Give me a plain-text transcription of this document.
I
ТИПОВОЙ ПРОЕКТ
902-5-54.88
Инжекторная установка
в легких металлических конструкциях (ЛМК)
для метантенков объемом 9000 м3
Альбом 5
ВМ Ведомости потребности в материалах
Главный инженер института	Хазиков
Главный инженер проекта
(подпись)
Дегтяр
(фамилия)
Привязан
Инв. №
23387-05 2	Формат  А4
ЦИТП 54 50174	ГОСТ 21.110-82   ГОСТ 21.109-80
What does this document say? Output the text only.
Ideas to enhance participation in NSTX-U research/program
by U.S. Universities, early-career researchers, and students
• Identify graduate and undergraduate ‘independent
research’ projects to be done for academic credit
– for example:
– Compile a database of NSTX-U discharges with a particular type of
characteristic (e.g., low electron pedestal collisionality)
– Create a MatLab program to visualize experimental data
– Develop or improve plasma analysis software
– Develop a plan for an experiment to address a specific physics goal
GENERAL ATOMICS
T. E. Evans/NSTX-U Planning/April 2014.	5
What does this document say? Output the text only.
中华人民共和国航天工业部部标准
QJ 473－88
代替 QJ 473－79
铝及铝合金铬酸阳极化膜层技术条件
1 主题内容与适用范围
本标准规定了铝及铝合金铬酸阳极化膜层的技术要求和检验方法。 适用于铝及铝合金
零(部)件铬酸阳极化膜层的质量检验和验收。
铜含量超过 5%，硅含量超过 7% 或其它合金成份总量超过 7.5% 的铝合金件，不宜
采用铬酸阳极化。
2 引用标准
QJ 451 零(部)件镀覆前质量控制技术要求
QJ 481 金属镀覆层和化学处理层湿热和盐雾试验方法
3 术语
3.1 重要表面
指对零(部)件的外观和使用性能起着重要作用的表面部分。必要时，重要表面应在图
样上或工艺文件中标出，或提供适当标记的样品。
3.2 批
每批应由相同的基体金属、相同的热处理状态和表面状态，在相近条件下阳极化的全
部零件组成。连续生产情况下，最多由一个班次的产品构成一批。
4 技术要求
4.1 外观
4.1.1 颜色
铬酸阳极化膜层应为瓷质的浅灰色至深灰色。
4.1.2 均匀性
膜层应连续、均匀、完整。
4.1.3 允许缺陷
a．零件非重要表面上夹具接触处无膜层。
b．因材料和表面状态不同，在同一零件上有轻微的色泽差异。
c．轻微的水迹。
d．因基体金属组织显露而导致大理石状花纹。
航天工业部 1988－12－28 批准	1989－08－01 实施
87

Set task :: Go through the records and gather the lines that hold "NSTX".

Full output ::
Ideas to enhance participation in NSTX-U research/program
– Compile a database of NSTX-U discharges with a particular type of
T. E. Evans/NSTX-U Planning/April 2014.	5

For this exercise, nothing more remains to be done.